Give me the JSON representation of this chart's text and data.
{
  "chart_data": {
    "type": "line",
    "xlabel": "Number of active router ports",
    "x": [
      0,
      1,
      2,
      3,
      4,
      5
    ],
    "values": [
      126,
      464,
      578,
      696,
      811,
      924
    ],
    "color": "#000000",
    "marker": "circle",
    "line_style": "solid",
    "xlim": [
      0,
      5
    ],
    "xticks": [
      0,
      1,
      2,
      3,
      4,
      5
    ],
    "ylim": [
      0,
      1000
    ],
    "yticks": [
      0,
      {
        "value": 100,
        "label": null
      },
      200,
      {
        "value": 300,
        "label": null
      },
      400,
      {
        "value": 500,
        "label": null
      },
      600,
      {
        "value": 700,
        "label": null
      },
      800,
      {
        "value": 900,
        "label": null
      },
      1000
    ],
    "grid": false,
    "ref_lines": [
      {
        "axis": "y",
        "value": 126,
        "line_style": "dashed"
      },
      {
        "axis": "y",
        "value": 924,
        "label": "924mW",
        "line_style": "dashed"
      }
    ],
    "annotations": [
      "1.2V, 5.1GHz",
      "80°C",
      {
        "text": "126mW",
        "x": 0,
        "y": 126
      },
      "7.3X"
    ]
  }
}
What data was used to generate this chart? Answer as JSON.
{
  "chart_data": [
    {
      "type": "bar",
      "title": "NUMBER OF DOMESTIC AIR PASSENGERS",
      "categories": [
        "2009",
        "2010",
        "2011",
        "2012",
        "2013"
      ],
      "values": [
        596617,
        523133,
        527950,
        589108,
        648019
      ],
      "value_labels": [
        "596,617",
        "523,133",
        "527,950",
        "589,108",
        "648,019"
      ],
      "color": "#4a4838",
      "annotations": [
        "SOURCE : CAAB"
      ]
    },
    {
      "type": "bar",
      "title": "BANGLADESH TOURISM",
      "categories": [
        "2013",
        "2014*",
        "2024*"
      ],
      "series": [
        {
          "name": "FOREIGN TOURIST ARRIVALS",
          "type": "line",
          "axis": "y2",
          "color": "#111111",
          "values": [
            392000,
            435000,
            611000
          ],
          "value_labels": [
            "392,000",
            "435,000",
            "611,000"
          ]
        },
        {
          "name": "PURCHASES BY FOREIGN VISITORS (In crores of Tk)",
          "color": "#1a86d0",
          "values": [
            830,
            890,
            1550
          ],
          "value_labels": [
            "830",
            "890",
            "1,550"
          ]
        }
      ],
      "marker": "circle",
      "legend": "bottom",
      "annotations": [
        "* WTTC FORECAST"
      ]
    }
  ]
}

########################################

Stated task: Copy the material above verbatim.

Problem solution:
Give me the JSON representation of this chart's text and data.
{
  "chart_data": {
    "type": "line",
    "xlabel": "Number of active router ports",
    "x": [
      0,
      1,
      2,
      3,
      4,
      5
    ],
    "values": [
      126,
      464,
      578,
      696,
      811,
      924
    ],
    "color": "#000000",
    "marker": "circle",
    "line_style": "solid",
    "xlim": [
      0,
      5
    ],
    "xticks": [
      0,
      1,
      2,
      3,
      4,
      5
    ],
    "ylim": [
      0,
      1000
    ],
    "yticks": [
      0,
      {
        "value": 100,
        "label": null
      },
      200,
      {
        "value": 300,
        "label": null
      },
      400,
      {
        "value": 500,
        "label": null
      },
      600,
      {
        "value": 700,
        "label": null
      },
      800,
      {
        "value": 900,
        "label": null
      },
      1000
    ],
    "grid": false,
    "ref_lines": [
      {
        "axis": "y",
        "value": 126,
        "line_style": "dashed"
      },
      {
        "axis": "y",
        "value": 924,
        "label": "924mW",
        "line_style": "dashed"
      }
    ],
    "annotations": [
      "1.2V, 5.1GHz",
      "80°C",
      {
        "text": "126mW",
        "x": 0,
        "y": 126
      },
      "7.3X"
    ]
  }
}
What data was used to generate this chart? Answer as JSON.
{
  "chart_data": [
    {
      "type": "bar",
      "title": "NUMBER OF DOMESTIC AIR PASSENGERS",
      "categories": [
        "2009",
        "2010",
        "2011",
        "2012",
        "2013"
      ],
      "values": [
        596617,
        523133,
        527950,
        589108,
        648019
      ],
      "value_labels": [
        "596,617",
        "523,133",
        "527,950",
        "589,108",
        "648,019"
      ],
      "color": "#4a4838",
      "annotations": [
        "SOURCE : CAAB"
      ]
    },
    {
      "type": "bar",
      "title": "BANGLADESH TOURISM",
      "categories": [
        "2013",
        "2014*",
        "2024*"
      ],
      "series": [
        {
          "name": "FOREIGN TOURIST ARRIVALS",
          "type": "line",
          "axis": "y2",
          "color": "#111111",
          "values": [
            392000,
            435000,
            611000
          ],
          "value_labels": [
            "392,000",
            "435,000",
            "611,000"
          ]
        },
        {
          "name": "PURCHASES BY FOREIGN VISITORS (In crores of Tk)",
          "color": "#1a86d0",
          "values": [
            830,
            890,
            1550
          ],
          "value_labels": [
            "830",
            "890",
            "1,550"
          ]
        }
      ],
      "marker": "circle",
      "legend": "bottom",
      "annotations": [
        "* WTTC FORECAST"
      ]
    }
  ]
}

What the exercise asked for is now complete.